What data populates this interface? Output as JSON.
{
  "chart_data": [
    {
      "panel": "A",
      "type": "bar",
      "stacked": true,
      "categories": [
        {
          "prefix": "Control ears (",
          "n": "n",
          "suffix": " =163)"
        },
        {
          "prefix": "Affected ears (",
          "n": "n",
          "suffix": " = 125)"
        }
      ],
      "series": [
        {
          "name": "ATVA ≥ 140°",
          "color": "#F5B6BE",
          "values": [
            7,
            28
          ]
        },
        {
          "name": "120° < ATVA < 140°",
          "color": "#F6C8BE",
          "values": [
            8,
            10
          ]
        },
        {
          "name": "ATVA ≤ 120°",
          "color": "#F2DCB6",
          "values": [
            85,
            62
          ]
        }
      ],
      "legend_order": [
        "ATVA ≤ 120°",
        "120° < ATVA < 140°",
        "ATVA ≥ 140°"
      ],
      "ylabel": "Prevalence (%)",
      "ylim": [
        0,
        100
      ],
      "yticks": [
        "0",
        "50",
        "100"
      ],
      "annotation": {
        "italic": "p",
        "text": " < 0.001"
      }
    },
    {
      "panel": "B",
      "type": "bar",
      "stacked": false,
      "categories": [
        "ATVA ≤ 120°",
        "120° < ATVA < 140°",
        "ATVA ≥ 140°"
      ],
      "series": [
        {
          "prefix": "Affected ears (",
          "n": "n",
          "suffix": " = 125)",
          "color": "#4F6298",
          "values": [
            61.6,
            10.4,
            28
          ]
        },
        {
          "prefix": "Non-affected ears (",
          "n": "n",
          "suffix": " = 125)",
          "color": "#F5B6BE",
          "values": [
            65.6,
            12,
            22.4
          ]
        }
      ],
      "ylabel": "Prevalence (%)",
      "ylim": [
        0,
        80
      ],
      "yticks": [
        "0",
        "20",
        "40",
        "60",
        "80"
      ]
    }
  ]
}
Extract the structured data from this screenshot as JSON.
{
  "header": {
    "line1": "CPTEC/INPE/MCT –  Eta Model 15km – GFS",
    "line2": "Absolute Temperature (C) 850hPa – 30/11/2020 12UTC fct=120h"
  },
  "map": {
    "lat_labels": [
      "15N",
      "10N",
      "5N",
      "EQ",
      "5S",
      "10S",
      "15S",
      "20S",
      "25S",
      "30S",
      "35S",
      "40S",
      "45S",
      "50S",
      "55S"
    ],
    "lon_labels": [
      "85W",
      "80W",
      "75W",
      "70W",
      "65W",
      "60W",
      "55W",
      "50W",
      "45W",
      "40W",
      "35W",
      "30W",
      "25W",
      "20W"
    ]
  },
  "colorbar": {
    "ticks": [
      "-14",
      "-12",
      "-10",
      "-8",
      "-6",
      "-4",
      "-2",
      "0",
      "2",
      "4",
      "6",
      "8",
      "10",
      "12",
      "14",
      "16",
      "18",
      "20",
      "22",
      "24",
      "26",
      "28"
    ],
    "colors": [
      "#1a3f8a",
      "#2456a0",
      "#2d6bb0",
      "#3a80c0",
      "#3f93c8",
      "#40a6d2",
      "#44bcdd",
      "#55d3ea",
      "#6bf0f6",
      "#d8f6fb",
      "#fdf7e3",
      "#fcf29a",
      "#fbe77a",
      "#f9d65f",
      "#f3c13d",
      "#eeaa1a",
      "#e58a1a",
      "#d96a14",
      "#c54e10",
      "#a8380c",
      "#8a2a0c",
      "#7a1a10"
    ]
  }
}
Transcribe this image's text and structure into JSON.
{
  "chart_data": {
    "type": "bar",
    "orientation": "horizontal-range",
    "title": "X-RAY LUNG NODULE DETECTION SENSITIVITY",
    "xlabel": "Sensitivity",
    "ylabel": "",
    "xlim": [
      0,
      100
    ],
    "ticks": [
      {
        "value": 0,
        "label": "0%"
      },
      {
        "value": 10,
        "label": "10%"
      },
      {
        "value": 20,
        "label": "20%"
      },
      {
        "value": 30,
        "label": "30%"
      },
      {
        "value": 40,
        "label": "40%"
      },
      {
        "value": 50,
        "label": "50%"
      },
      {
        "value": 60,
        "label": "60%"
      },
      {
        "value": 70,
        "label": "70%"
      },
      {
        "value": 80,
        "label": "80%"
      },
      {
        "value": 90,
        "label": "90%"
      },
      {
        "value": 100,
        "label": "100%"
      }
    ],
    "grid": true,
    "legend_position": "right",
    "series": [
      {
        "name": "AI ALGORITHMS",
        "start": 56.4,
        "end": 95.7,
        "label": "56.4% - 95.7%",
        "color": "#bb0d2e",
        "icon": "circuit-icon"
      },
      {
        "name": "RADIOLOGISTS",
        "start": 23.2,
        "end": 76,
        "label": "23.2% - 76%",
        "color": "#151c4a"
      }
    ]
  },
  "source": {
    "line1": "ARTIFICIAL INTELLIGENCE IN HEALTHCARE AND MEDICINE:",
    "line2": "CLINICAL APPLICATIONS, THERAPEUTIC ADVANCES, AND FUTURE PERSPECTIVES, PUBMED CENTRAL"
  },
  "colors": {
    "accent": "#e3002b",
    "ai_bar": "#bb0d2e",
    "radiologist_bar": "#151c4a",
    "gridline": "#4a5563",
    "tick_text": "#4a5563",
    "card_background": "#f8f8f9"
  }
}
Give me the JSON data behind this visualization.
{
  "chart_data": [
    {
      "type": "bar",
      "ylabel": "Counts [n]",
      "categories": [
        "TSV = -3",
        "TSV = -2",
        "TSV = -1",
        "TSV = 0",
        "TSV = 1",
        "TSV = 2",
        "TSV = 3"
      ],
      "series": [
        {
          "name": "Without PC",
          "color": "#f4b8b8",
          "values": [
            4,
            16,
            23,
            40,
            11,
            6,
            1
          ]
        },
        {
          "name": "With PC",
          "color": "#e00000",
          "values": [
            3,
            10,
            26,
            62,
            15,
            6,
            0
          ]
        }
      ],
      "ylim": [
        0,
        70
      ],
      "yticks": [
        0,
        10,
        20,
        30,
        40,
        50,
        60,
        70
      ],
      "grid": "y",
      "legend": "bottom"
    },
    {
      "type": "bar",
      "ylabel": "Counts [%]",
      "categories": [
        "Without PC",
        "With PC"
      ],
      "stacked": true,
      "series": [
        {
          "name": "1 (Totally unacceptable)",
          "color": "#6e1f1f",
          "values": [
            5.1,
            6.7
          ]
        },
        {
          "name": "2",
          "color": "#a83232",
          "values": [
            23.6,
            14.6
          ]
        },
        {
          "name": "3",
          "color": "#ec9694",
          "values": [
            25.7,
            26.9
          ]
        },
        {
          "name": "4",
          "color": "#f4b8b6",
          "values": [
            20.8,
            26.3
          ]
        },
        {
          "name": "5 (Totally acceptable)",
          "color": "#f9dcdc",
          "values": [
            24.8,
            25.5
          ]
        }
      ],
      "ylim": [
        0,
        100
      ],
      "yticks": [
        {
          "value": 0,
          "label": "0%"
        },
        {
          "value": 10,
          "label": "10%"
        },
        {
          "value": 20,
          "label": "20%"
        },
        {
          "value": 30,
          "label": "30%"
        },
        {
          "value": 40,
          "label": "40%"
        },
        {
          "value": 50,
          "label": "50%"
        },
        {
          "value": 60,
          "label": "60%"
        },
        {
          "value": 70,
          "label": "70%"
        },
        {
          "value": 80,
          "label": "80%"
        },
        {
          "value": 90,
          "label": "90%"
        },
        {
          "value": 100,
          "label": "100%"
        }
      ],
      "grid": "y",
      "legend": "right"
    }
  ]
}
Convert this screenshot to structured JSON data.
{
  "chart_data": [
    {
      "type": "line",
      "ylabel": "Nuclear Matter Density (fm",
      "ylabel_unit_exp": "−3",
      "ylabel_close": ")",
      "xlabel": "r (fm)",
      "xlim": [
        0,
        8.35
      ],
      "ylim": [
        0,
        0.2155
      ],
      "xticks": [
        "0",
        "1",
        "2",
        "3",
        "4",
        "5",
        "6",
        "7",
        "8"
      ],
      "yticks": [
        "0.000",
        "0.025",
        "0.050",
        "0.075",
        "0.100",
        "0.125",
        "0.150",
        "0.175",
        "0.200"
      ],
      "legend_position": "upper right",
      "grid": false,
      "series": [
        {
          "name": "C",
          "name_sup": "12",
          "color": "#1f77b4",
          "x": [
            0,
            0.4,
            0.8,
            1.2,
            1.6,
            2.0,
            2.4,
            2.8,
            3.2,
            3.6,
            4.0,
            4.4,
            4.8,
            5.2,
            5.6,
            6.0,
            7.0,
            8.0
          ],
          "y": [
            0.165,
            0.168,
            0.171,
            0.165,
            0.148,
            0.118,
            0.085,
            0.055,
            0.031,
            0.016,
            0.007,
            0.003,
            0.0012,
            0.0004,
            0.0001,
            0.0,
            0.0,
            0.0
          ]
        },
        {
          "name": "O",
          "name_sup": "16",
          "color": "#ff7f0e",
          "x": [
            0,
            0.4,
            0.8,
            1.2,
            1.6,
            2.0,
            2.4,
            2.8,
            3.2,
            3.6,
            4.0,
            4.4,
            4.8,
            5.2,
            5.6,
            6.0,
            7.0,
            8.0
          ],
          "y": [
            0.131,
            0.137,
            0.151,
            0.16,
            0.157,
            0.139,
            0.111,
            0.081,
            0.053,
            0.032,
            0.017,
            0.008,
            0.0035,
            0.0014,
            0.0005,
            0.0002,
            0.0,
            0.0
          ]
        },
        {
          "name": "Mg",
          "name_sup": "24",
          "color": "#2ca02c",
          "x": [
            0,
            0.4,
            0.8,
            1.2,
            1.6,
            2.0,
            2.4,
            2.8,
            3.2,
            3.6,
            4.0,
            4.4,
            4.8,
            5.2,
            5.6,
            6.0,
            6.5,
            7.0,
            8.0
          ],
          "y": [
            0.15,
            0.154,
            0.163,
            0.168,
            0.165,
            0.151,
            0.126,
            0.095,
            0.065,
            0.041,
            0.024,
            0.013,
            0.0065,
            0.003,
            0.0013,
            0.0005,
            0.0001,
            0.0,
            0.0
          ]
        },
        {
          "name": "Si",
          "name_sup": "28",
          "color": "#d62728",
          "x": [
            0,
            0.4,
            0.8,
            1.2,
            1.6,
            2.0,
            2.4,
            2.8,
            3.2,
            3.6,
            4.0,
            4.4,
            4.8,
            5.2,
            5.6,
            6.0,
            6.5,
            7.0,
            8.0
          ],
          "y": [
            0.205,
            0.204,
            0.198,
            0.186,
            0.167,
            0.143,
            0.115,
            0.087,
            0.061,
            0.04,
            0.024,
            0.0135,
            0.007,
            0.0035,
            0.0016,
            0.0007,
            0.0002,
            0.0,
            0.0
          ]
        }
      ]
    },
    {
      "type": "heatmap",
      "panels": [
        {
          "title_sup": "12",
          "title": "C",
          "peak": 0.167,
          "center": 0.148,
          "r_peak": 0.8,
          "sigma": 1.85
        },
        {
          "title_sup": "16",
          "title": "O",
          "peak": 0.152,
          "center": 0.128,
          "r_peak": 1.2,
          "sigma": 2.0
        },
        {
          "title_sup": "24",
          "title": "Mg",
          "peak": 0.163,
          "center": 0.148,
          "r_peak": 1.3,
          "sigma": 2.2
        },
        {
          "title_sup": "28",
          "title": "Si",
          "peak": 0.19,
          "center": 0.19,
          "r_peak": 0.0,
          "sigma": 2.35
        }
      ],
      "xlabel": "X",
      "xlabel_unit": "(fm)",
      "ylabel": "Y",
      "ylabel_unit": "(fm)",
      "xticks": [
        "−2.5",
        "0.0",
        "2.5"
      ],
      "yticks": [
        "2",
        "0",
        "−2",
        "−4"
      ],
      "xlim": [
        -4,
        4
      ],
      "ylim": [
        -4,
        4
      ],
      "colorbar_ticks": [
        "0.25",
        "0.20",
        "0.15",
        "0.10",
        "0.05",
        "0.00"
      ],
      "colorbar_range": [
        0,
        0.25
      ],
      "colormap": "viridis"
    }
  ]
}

Set exercise: Gather all lines where the word "sigma" appears.

Correct answer:
          "sigma": 1.85
          "sigma": 2.0
          "sigma": 2.2
          "sigma": 2.35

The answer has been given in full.